* Directive:
Without the pictures, copy all the entries below exactly.

Entries from a dataset:
- - - - -

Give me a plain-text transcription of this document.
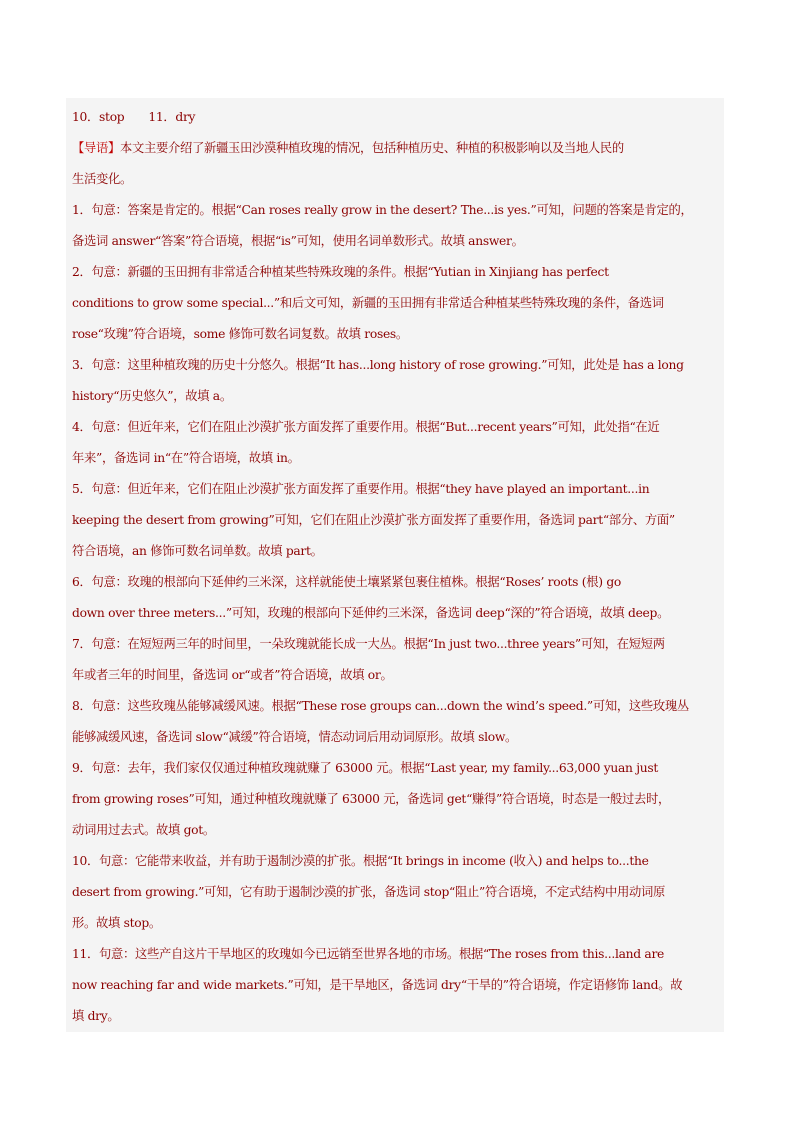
10．stop　　11．dry
【导语】本文主要介绍了新疆玉田沙漠种植玫瑰的情况，包括种植历史、种植的积极影响以及当地人民的
生活变化。
1．句意：答案是肯定的。根据“Can roses really grow in the desert? The...is yes.”可知，问题的答案是肯定的，
备选词 answer“答案”符合语境，根据“is”可知，使用名词单数形式。故填 answer。
2．句意：新疆的玉田拥有非常适合种植某些特殊玫瑰的条件。根据“Yutian in Xinjiang has perfect
conditions to grow some special...”和后文可知，新疆的玉田拥有非常适合种植某些特殊玫瑰的条件，备选词
rose“玫瑰”符合语境，some 修饰可数名词复数。故填 roses。
3．句意：这里种植玫瑰的历史十分悠久。根据“It has...long history of rose growing.”可知，此处是 has a long
history“历史悠久”，故填 a。
4．句意：但近年来，它们在阻止沙漠扩张方面发挥了重要作用。根据“But...recent years”可知，此处指“在近
年来”，备选词 in“在”符合语境，故填 in。
5．句意：但近年来，它们在阻止沙漠扩张方面发挥了重要作用。根据“they have played an important...in
keeping the desert from growing”可知，它们在阻止沙漠扩张方面发挥了重要作用，备选词 part“部分、方面”
符合语境，an 修饰可数名词单数。故填 part。
6．句意：玫瑰的根部向下延伸约三米深，这样就能使土壤紧紧包裹住植株。根据“Roses’ roots (根) go
down over three meters...”可知，玫瑰的根部向下延伸约三米深，备选词 deep“深的”符合语境，故填 deep。
7．句意：在短短两三年的时间里，一朵玫瑰就能长成一大丛。根据“In just two...three years”可知，在短短两
年或者三年的时间里，备选词 or“或者”符合语境，故填 or。
8．句意：这些玫瑰丛能够减缓风速。根据“These rose groups can...down the wind’s speed.”可知，这些玫瑰丛
能够减缓风速，备选词 slow“减缓”符合语境，情态动词后用动词原形。故填 slow。
9．句意：去年，我们家仅仅通过种植玫瑰就赚了 63000 元。根据“Last year, my family...63,000 yuan just
from growing roses”可知，通过种植玫瑰就赚了 63000 元，备选词 get“赚得”符合语境，时态是一般过去时，
动词用过去式。故填 got。
10．句意：它能带来收益，并有助于遏制沙漠的扩张。根据“It brings in income (收入) and helps to...the
desert from growing.”可知，它有助于遏制沙漠的扩张，备选词 stop“阻止”符合语境，不定式结构中用动词原
形。故填 stop。
11．句意：这些产自这片干旱地区的玫瑰如今已远销至世界各地的市场。根据“The roses from this...land are
now reaching far and wide markets.”可知，是干旱地区，备选词 dry“干旱的”符合语境，作定语修饰 land。故
填 dry。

- - - - -

* Task result:
Give me a plain-text transcription of this document.
10．stop　　11．dry
【导语】本文主要介绍了新疆玉田沙漠种植玫瑰的情况，包括种植历史、种植的积极影响以及当地人民的
生活变化。
1．句意：答案是肯定的。根据“Can roses really grow in the desert? The...is yes.”可知，问题的答案是肯定的，
备选词 answer“答案”符合语境，根据“is”可知，使用名词单数形式。故填 answer。
2．句意：新疆的玉田拥有非常适合种植某些特殊玫瑰的条件。根据“Yutian in Xinjiang has perfect
conditions to grow some special...”和后文可知，新疆的玉田拥有非常适合种植某些特殊玫瑰的条件，备选词
rose“玫瑰”符合语境，some 修饰可数名词复数。故填 roses。
3．句意：这里种植玫瑰的历史十分悠久。根据“It has...long history of rose growing.”可知，此处是 has a long
history“历史悠久”，故填 a。
4．句意：但近年来，它们在阻止沙漠扩张方面发挥了重要作用。根据“But...recent years”可知，此处指“在近
年来”，备选词 in“在”符合语境，故填 in。
5．句意：但近年来，它们在阻止沙漠扩张方面发挥了重要作用。根据“they have played an important...in
keeping the desert from growing”可知，它们在阻止沙漠扩张方面发挥了重要作用，备选词 part“部分、方面”
符合语境，an 修饰可数名词单数。故填 part。
6．句意：玫瑰的根部向下延伸约三米深，这样就能使土壤紧紧包裹住植株。根据“Roses’ roots (根) go
down over three meters...”可知，玫瑰的根部向下延伸约三米深，备选词 deep“深的”符合语境，故填 deep。
7．句意：在短短两三年的时间里，一朵玫瑰就能长成一大丛。根据“In just two...three years”可知，在短短两
年或者三年的时间里，备选词 or“或者”符合语境，故填 or。
8．句意：这些玫瑰丛能够减缓风速。根据“These rose groups can...down the wind’s speed.”可知，这些玫瑰丛
能够减缓风速，备选词 slow“减缓”符合语境，情态动词后用动词原形。故填 slow。
9．句意：去年，我们家仅仅通过种植玫瑰就赚了 63000 元。根据“Last year, my family...63,000 yuan just
from growing roses”可知，通过种植玫瑰就赚了 63000 元，备选词 get“赚得”符合语境，时态是一般过去时，
动词用过去式。故填 got。
10．句意：它能带来收益，并有助于遏制沙漠的扩张。根据“It brings in income (收入) and helps to...the
desert from growing.”可知，它有助于遏制沙漠的扩张，备选词 stop“阻止”符合语境，不定式结构中用动词原
形。故填 stop。
11．句意：这些产自这片干旱地区的玫瑰如今已远销至世界各地的市场。根据“The roses from this...land are
now reaching far and wide markets.”可知，是干旱地区，备选词 dry“干旱的”符合语境，作定语修饰 land。故
填 dry。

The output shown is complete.